#### Exercise description
Transcribe the listing that follows in full, omitting pictures.

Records
◆ ◆ ◆ ◆ ◆ ◆ ◆

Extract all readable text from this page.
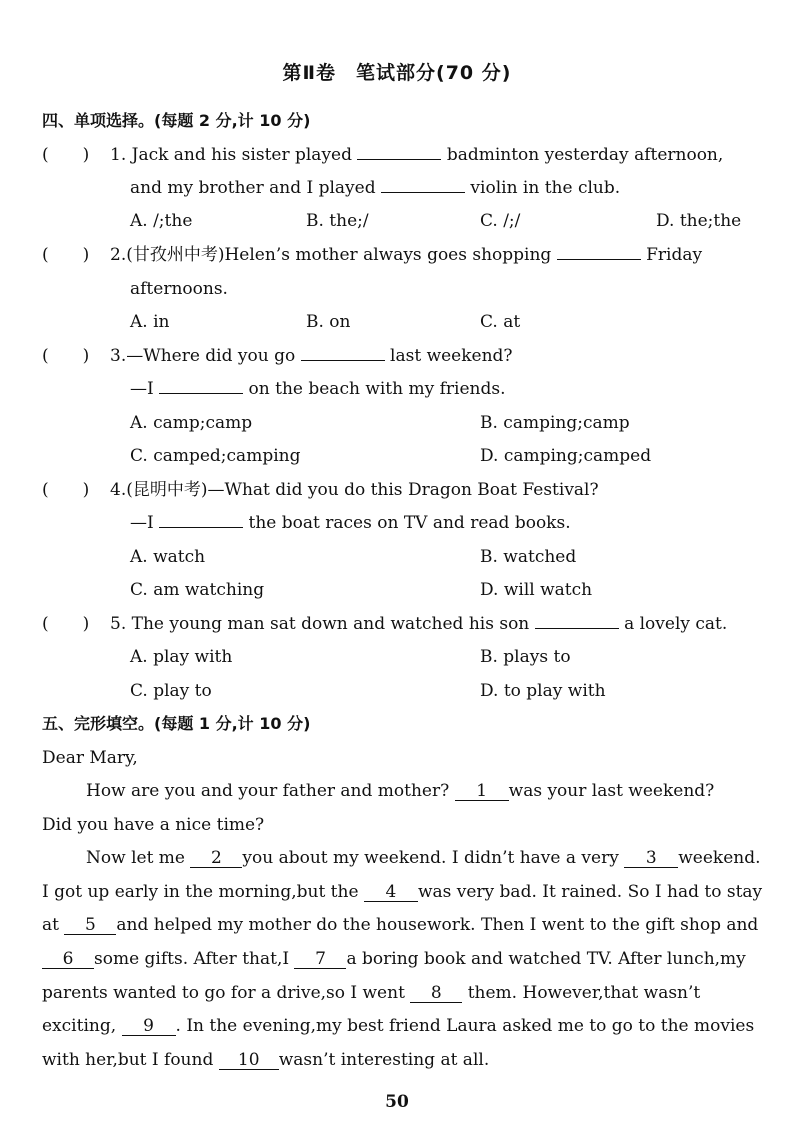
第Ⅱ卷　笔试部分(70 分)
四、单项选择。(每题 2 分,计 10 分)
(　　) 1. Jack and his sister played	badminton yesterday afternoon,
and my brother and I played	violin in the club.
A. /;the	B. the;/	C. /;/	D. the;the
(　　) 2.(甘孜州中考)Helen’s mother always goes shopping	Friday
afternoons.
A. in	B. on	C. at
(　　) 3.—Where did you go	last weekend?
—I	on the beach with my friends.
A. camp;camp	B. camping;camp
C. camped;camping	D. camping;camped
(　　) 4.(昆明中考)—What did you do this Dragon Boat Festival?
—I	the boat races on TV and read books.
A. watch	B. watched
C. am watching	D. will watch
(　　) 5. The young man sat down and watched his son	a lovely cat.
A. play with	B. plays to
C. play to	D. to play with
五、完形填空。(每题 1 分,计 10 分)
Dear Mary,
How are you and your father and mother? 1 was your last weekend?
Did you have a nice time?
Now let me 2 you about my weekend. I didn’t have a very 3 weekend.
I got up early in the morning,but the 4 was very bad. It rained. So I had to stay
at 5 and helped my mother do the housework. Then I went to the gift shop and
6 some gifts. After that,I 7 a boring book and watched TV. After lunch,my
parents wanted to go for a drive,so I went 8 them. However,that wasn’t
exciting, 9 . In the evening,my best friend Laura asked me to go to the movies
with her,but I found 10 wasn’t interesting at all.
50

◆ ◆ ◆ ◆ ◆ ◆ ◆

#### Answer to this problem
Extract all readable text from this page.
第Ⅱ卷　笔试部分(70 分)
四、单项选择。(每题 2 分,计 10 分)
(　　) 1. Jack and his sister played	badminton yesterday afternoon,
and my brother and I played	violin in the club.
A. /;the	B. the;/	C. /;/	D. the;the
(　　) 2.(甘孜州中考)Helen’s mother always goes shopping	Friday
afternoons.
A. in	B. on	C. at
(　　) 3.—Where did you go	last weekend?
—I	on the beach with my friends.
A. camp;camp	B. camping;camp
C. camped;camping	D. camping;camped
(　　) 4.(昆明中考)—What did you do this Dragon Boat Festival?
—I	the boat races on TV and read books.
A. watch	B. watched
C. am watching	D. will watch
(　　) 5. The young man sat down and watched his son	a lovely cat.
A. play with	B. plays to
C. play to	D. to play with
五、完形填空。(每题 1 分,计 10 分)
Dear Mary,
How are you and your father and mother? 1 was your last weekend?
Did you have a nice time?
Now let me 2 you about my weekend. I didn’t have a very 3 weekend.
I got up early in the morning,but the 4 was very bad. It rained. So I had to stay
at 5 and helped my mother do the housework. Then I went to the gift shop and
6 some gifts. After that,I 7 a boring book and watched TV. After lunch,my
parents wanted to go for a drive,so I went 8 them. However,that wasn’t
exciting, 9 . In the evening,my best friend Laura asked me to go to the movies
with her,but I found 10 wasn’t interesting at all.
50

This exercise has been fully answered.